What the task requires
In your copy, include every line of the listing below exactly but none of the pictures.

Records to process
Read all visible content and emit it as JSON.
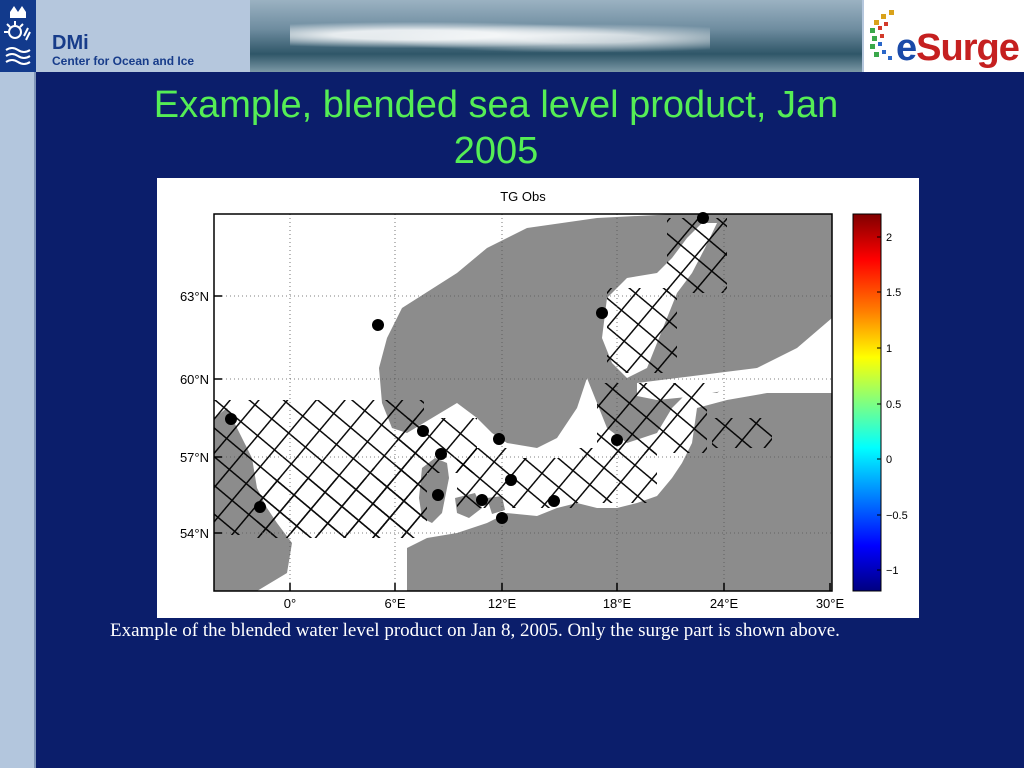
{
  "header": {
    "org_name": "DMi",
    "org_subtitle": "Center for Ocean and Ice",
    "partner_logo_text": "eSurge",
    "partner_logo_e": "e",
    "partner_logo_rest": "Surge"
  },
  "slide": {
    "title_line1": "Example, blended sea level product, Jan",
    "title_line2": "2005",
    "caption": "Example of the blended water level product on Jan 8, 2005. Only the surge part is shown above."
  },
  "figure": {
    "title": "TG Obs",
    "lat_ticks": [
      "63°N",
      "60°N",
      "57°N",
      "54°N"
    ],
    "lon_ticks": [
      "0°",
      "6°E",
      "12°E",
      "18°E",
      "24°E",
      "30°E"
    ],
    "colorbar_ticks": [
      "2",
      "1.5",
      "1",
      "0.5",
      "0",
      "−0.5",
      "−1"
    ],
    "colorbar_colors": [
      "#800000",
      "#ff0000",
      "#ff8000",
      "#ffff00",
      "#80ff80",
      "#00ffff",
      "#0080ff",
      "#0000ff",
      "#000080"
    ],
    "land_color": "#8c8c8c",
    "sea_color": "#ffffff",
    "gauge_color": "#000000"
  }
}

Output below
Read all visible content and emit it as JSON.
{
  "header": {
    "org_name": "DMi",
    "org_subtitle": "Center for Ocean and Ice",
    "partner_logo_text": "eSurge",
    "partner_logo_e": "e",
    "partner_logo_rest": "Surge"
  },
  "slide": {
    "title_line1": "Example, blended sea level product, Jan",
    "title_line2": "2005",
    "caption": "Example of the blended water level product on Jan 8, 2005. Only the surge part is shown above."
  },
  "figure": {
    "title": "TG Obs",
    "lat_ticks": [
      "63°N",
      "60°N",
      "57°N",
      "54°N"
    ],
    "lon_ticks": [
      "0°",
      "6°E",
      "12°E",
      "18°E",
      "24°E",
      "30°E"
    ],
    "colorbar_ticks": [
      "2",
      "1.5",
      "1",
      "0.5",
      "0",
      "−0.5",
      "−1"
    ],
    "colorbar_colors": [
      "#800000",
      "#ff0000",
      "#ff8000",
      "#ffff00",
      "#80ff80",
      "#00ffff",
      "#0080ff",
      "#0000ff",
      "#000080"
    ],
    "land_color": "#8c8c8c",
    "sea_color": "#ffffff",
    "gauge_color": "#000000"
  }
}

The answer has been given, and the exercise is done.